> _TEXT TO READ_:

Atlanta's High Museum features Kahlo and Rivera

ATLANTA (AP) — A major exhibition opening in Atlanta explores the work of Diego Rivera and Frida Kahlo, the famed 20th century couple who shared influences ranging from Marxism to Mexican folk art but whose legacies could not be more different — her best-known work consisting of dramatic self-portraits, his celebrity stemming from public murals celebrating Mexican nationalism.

"Frida & Diego: Passion, Politics, and Painting" opens Thursday at the High Museum of Art in Atlanta, the only U.S. venue where it will be shown. Featuring more than 120 pieces, it is the largest exhibition ever of the husband-and-wife's work shown together and includes about a quarter of Kahlo's total body of work, according to the High.

Rivera and Kahlo were married for nearly 25 years — a union that was both passionate and tumultuous — but their art is rarely shown together in a single exhibition because of the perceived differences in their styles, said curator Elliott King.

"What our show really tries to do is bring these two artists together, to talk about their shared context, the influences that really brought them together as a couple — their shared commitment to Mexico, their shared politics, their commitment to the Marxist revolution — and I think that's a story that really hasn't been told fully because the two artists have been seen in isolation," he said.

By the time the two married in 1929, Rivera was already established as a creative figure, perhaps best-known for more than 200 public murals that depict scenes from Mexican history to promote cultural nationalism commissioned by the Ministry of Education. His outgoing personality added to his celebrity.

Kahlo was virtually unknown as an artist when the two met. She had suffered numerous broken bones — including a spine fractured in three places, a broken pelvis and broken collar bone — in a 1925 bus accident that also left her unable to have children. She was very private and used her small-format painting to channel her physical and emotional suffering.

Immediately upon entering the exhibition, the visitor encounters a blown-up larger-than-life photograph of the pair — Kahlo looking off to one side as Rivera, who's right behind her, stares over Kahlo's shoulder straight at the camera.

"I think one of the things that is most compelling about this exhibition is the story of these two people, and we really thought this photograph captures that," said High director of collections and exhibitions David Brenneman.

In a small gallery right behind that photograph are self-portraits by each of them and a Kahlo portrait of Rivera.

> _RECORDS TO PROCESS_:
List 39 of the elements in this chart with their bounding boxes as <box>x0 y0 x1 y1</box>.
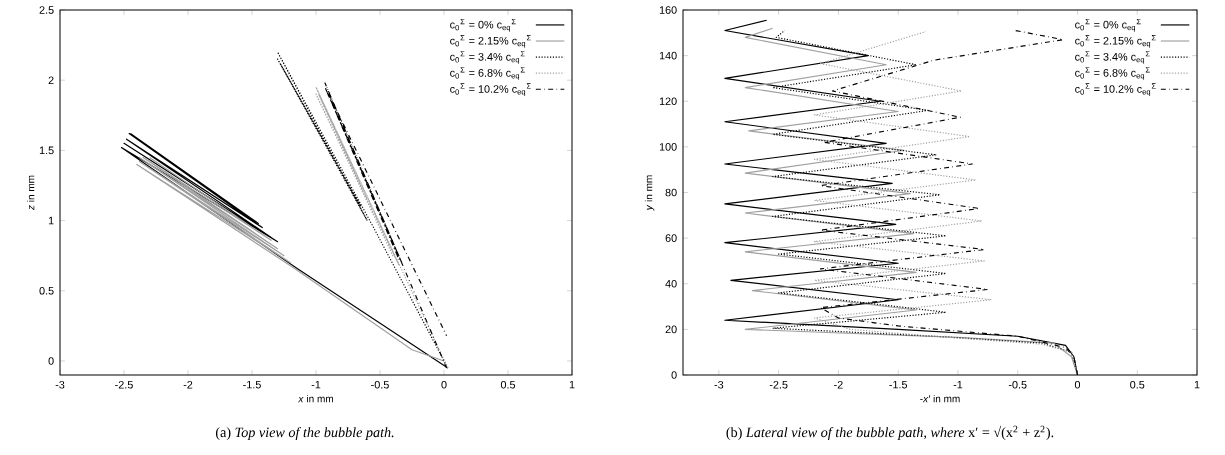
y-tick-label: 120 <box>659 97 677 106</box>
x-tick-label: -1 <box>311 380 321 389</box>
y-tick-label: 1 <box>48 216 54 225</box>
x-tick-label: -2.5 <box>115 380 133 389</box>
x-tick-label: 0 <box>441 380 447 389</box>
x-axis-title: -x′ in mm <box>920 394 960 403</box>
y-tick-label: 0.5 <box>39 286 54 295</box>
y-tick-label: 2.5 <box>39 6 54 14</box>
y-tick-label: 40 <box>665 279 677 288</box>
x-tick-label: -1 <box>953 380 963 389</box>
x-tick-label: 1 <box>1194 380 1200 389</box>
y-tick-label: 60 <box>665 234 677 242</box>
y-tick-label: 0 <box>671 371 677 379</box>
y-tick-label: 0 <box>48 357 54 365</box>
y-tick-label: 1.5 <box>39 146 54 155</box>
text: (b) Lateral view of the bubble path, where x′ = √(x$^{2}$ + z$^{2}$). <box>726 425 1054 441</box>
y-tick-label: 80 <box>665 188 677 197</box>
y-tick-label: 160 <box>659 6 677 14</box>
x-tick-label: -2 <box>834 380 843 389</box>
x-axis-title: x in mm <box>297 394 333 403</box>
y-tick-label: 100 <box>659 143 677 151</box>
y-tick-label: 20 <box>665 325 677 334</box>
y-axis-title: z in mm <box>27 175 35 211</box>
x-tick-label: -3 <box>714 380 724 389</box>
x-tick-label: 0.5 <box>500 380 516 389</box>
y-tick-label: 2 <box>48 76 54 84</box>
x-tick-label: -1.5 <box>889 380 908 389</box>
x-tick-label: 0.5 <box>1130 380 1145 389</box>
x-tick-label: -0.5 <box>371 380 389 389</box>
x-tick-label: -0.5 <box>1008 380 1027 389</box>
x-tick-label: 0 <box>1074 380 1081 389</box>
y-tick-label: 140 <box>659 51 677 60</box>
x-tick-label: -2 <box>183 380 193 389</box>
x-tick-label: -2.5 <box>769 380 788 389</box>
y-axis-title: y in mm <box>644 175 655 211</box>
x-tick-label: -1.5 <box>243 380 261 389</box>
x-tick-label: -3 <box>55 380 65 389</box>
x-tick-label: 1 <box>569 380 575 389</box>
text: (a) Top view of the bubble path. <box>215 427 394 441</box>
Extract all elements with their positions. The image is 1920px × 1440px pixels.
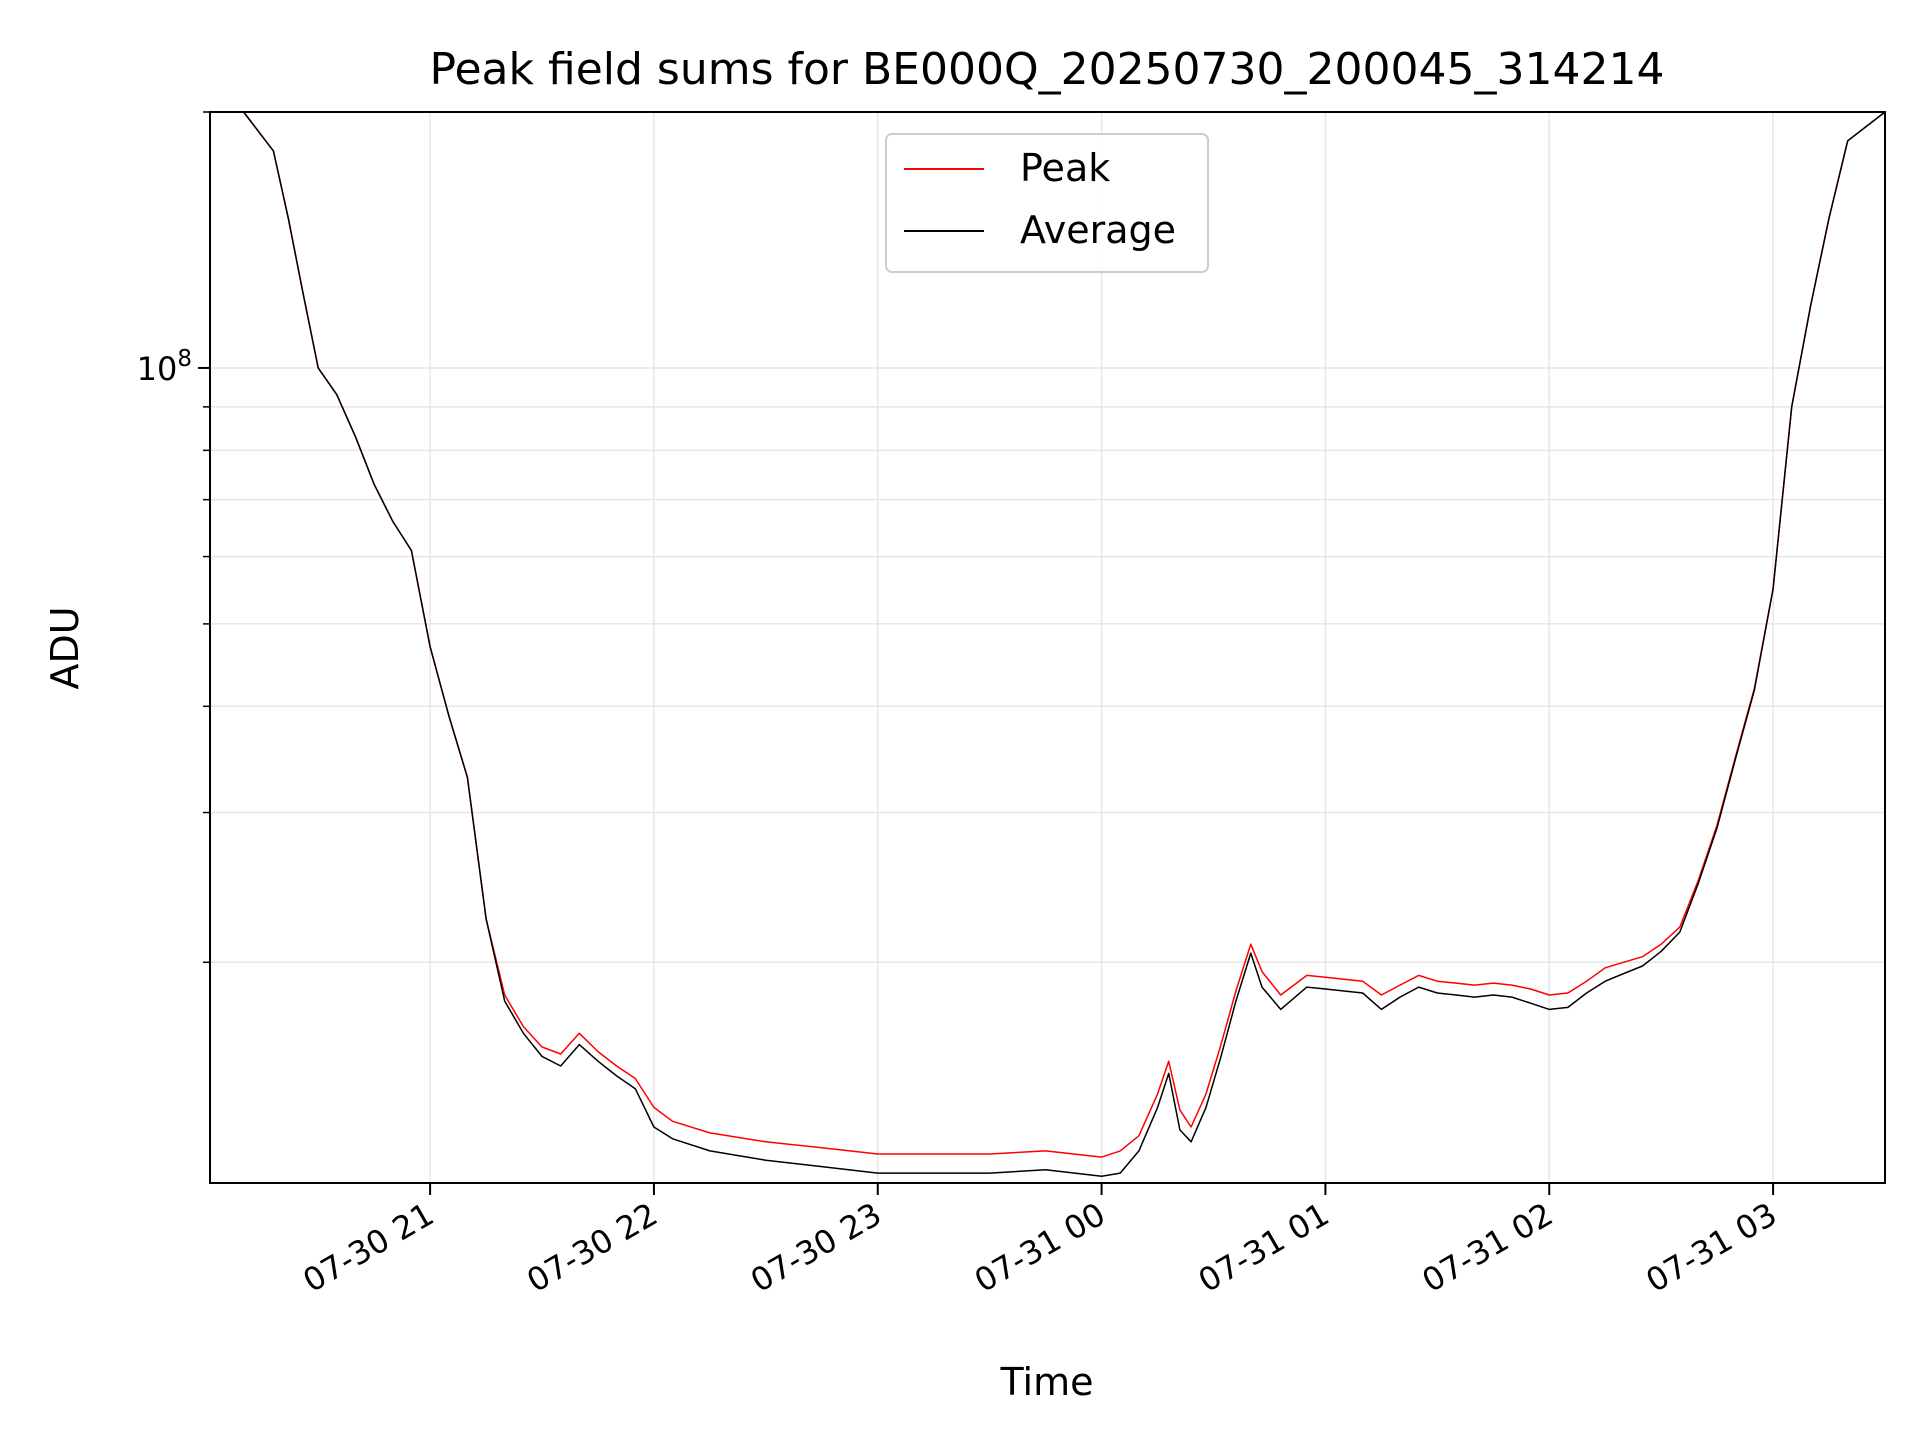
legend-label-average: Average: [1020, 208, 1176, 252]
series-lines: [210, 111, 1886, 1178]
legend: Peak Average: [885, 133, 1209, 273]
y-axis-label: ADU: [43, 606, 87, 689]
y-tick-label: 108: [137, 346, 192, 388]
plot-frame: [209, 111, 1886, 1184]
plot-area: [210, 112, 1885, 1183]
series-line-average: [210, 111, 1886, 1178]
chart-title: Peak field sums for BE000Q_20250730_2000…: [430, 44, 1665, 95]
x-axis-label: Time: [1000, 1360, 1094, 1404]
legend-label-peak: Peak: [1020, 146, 1110, 190]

> _TO-DO LIST_:
a. Name every person identified by name in the article on the High Museum's Kahlo and Rivera exhibition.
b. Reproduce the lines of the listing from the line with "legend-label-average: Average: [1020, 208, 1176, 252]" up to and including the last line of the listing.

> _EXPECTED RESULTS_:
a. Diego Rivera, Frida Kahlo, Elliott King, David Brenneman

b.
legend-label-average: Average: [1020, 208, 1176, 252]
series-lines: [210, 111, 1886, 1178]
legend: Peak Average: [885, 133, 1209, 273]
y-axis-label: ADU: [43, 606, 87, 689]
y-tick-label: 108: [137, 346, 192, 388]
plot-frame: [209, 111, 1886, 1184]
plot-area: [210, 112, 1885, 1183]
series-line-average: [210, 111, 1886, 1178]
chart-title: Peak field sums for BE000Q_20250730_2000…: [430, 44, 1665, 95]
x-axis-label: Time: [1000, 1360, 1094, 1404]
legend-label-peak: Peak: [1020, 146, 1110, 190]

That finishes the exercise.